**PROVIDED DATA**:

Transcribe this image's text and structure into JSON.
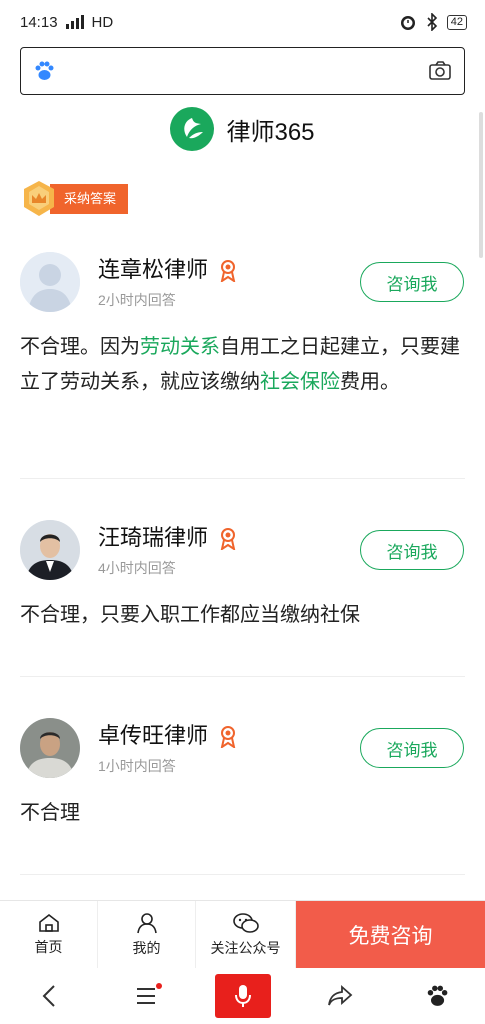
{
  "status_bar": {
    "time": "14:13",
    "network": "HD",
    "battery": "42"
  },
  "brand": {
    "name": "律师365"
  },
  "adopted_badge": {
    "label": "采纳答案"
  },
  "answers": [
    {
      "name": "连章松律师",
      "time": "2小时内回答",
      "consult_label": "咨询我",
      "text_parts": [
        "不合理。因为",
        "劳动关系",
        "自用工之日起建立，只要建立了劳动关系，就应该缴纳",
        "社会保险",
        "费用。"
      ]
    },
    {
      "name": "汪琦瑞律师",
      "time": "4小时内回答",
      "consult_label": "咨询我",
      "text": "不合理，只要入职工作都应当缴纳社保"
    },
    {
      "name": "卓传旺律师",
      "time": "1小时内回答",
      "consult_label": "咨询我",
      "text": "不合理"
    }
  ],
  "bottom_nav": {
    "home": "首页",
    "mine": "我的",
    "follow": "关注公众号",
    "free_consult": "免费咨询"
  },
  "colors": {
    "accent": "#1aa85c",
    "cta": "#f25c4a",
    "badge": "#f0642c"
  }
}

**THE EXERCISE**: Pictures are excluded; copy every other part of the records exactly.

**TASK OUTPUT**:
Transcribe this image's text and structure into JSON.
{
  "status_bar": {
    "time": "14:13",
    "network": "HD",
    "battery": "42"
  },
  "brand": {
    "name": "律师365"
  },
  "adopted_badge": {
    "label": "采纳答案"
  },
  "answers": [
    {
      "name": "连章松律师",
      "time": "2小时内回答",
      "consult_label": "咨询我",
      "text_parts": [
        "不合理。因为",
        "劳动关系",
        "自用工之日起建立，只要建立了劳动关系，就应该缴纳",
        "社会保险",
        "费用。"
      ]
    },
    {
      "name": "汪琦瑞律师",
      "time": "4小时内回答",
      "consult_label": "咨询我",
      "text": "不合理，只要入职工作都应当缴纳社保"
    },
    {
      "name": "卓传旺律师",
      "time": "1小时内回答",
      "consult_label": "咨询我",
      "text": "不合理"
    }
  ],
  "bottom_nav": {
    "home": "首页",
    "mine": "我的",
    "follow": "关注公众号",
    "free_consult": "免费咨询"
  },
  "colors": {
    "accent": "#1aa85c",
    "cta": "#f25c4a",
    "badge": "#f0642c"
  }
}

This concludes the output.